> **To be done**
Go through the listing beneath this task and return every line that carries the string "todas".
----- The input
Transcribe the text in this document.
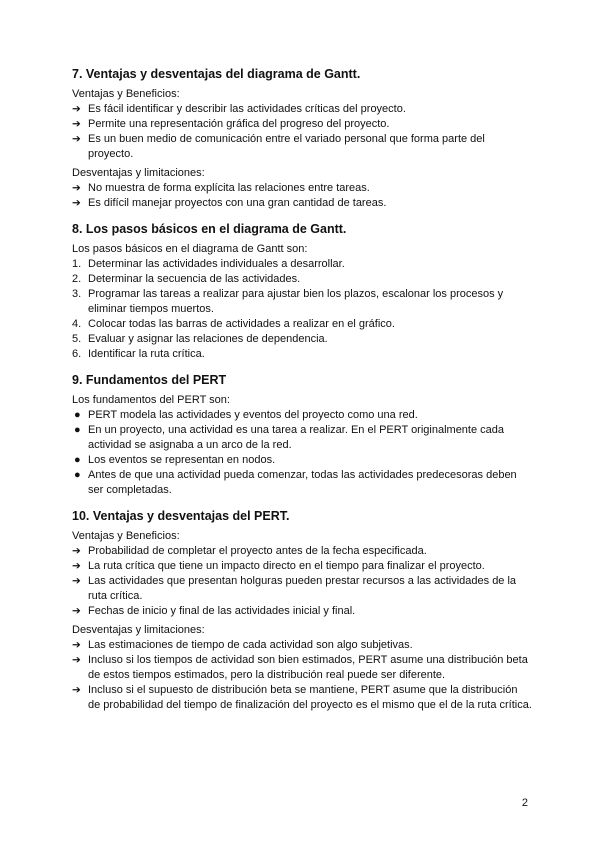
7. Ventajas y desventajas del diagrama de Gantt.

Ventajas y Beneficios:

➔ Es fácil identificar y describir las actividades críticas del proyecto.
➔ Permite una representación gráfica del progreso del proyecto.
➔ Es un buen medio de comunicación entre el variado personal que forma parte del proyecto.

Desventajas y limitaciones:

➔ No muestra de forma explícita las relaciones entre tareas.
➔ Es difícil manejar proyectos con una gran cantidad de tareas.
8. Los pasos básicos en el diagrama de Gantt.

Los pasos básicos en el diagrama de Gantt son:

1. Determinar las actividades individuales a desarrollar.
2. Determinar la secuencia de las actividades.
3. Programar las tareas a realizar para ajustar bien los plazos, escalonar los procesos y eliminar tiempos muertos.
4. Colocar todas las barras de actividades a realizar en el gráfico.
5. Evaluar y asignar las relaciones de dependencia.
6. Identificar la ruta crítica.
9. Fundamentos del PERT

Los fundamentos del PERT son:

● PERT modela las actividades y eventos del proyecto como una red.
● En un proyecto, una actividad es una tarea a realizar. En el PERT originalmente cada actividad se asignaba a un arco de la red.
● Los eventos se representan en nodos.
● Antes de que una actividad pueda comenzar, todas las actividades predecesoras deben ser completadas.
10. Ventajas y desventajas del PERT.

Ventajas y Beneficios:

➔ Probabilidad de completar el proyecto antes de la fecha especificada.
➔ La ruta crítica que tiene un impacto directo en el tiempo para finalizar el proyecto.
➔ Las actividades que presentan holguras pueden prestar recursos a las actividades de la ruta crítica.
➔ Fechas de inicio y final de las actividades inicial y final.

Desventajas y limitaciones:

➔ Las estimaciones de tiempo de cada actividad son algo subjetivas.
➔ Incluso si los tiempos de actividad son bien estimados, PERT asume una distribución beta de estos tiempos estimados, pero la distribución real puede ser diferente.
➔ Incluso si el supuesto de distribución beta se mantiene, PERT asume que la distribución de probabilidad del tiempo de finalización del proyecto es el mismo que el de la ruta crítica.
2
----------
> **Result of this exercise**
4. Colocar todas las barras de actividades a realizar en el gráfico.
● Antes de que una actividad pueda comenzar, todas las actividades predecesoras deben ser completadas.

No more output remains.